▸ **Entries from a visual dataset**
-*-

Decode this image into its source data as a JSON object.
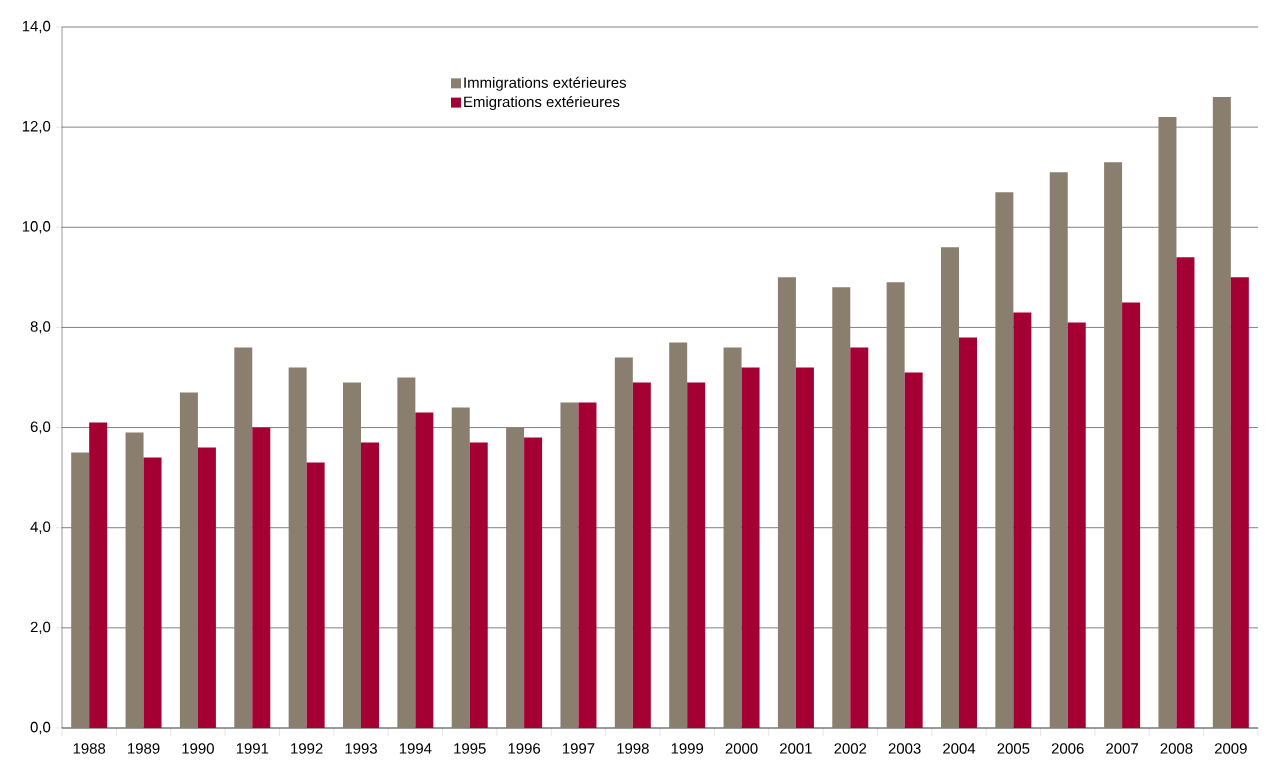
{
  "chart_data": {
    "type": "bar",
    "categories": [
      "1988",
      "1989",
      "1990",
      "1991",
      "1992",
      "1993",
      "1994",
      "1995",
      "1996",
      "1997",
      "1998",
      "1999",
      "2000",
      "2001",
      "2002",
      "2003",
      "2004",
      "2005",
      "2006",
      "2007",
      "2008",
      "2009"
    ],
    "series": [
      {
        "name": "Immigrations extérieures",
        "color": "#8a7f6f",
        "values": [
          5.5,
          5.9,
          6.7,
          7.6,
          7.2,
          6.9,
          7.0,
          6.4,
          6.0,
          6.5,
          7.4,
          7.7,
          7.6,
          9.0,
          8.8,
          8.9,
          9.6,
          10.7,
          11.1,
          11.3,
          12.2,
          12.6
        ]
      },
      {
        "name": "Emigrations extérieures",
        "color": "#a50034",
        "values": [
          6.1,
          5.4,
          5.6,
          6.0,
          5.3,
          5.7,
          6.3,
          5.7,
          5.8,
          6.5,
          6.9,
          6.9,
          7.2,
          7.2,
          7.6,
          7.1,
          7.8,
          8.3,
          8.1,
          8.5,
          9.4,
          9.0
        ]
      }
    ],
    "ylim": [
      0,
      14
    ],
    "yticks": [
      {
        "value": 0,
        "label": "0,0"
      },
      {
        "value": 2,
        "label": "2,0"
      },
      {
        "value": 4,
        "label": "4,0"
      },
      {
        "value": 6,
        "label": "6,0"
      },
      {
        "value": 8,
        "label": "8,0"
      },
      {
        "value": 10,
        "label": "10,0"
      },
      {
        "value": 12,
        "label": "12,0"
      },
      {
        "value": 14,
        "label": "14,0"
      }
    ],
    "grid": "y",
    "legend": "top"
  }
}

-*-

▸ **SHORT EXERCISE**
Copy out every line with the word "name".

▸ **RESULT OF THIS TASK**
        "name": "Immigrations extérieures",
        "name": "Emigrations extérieures",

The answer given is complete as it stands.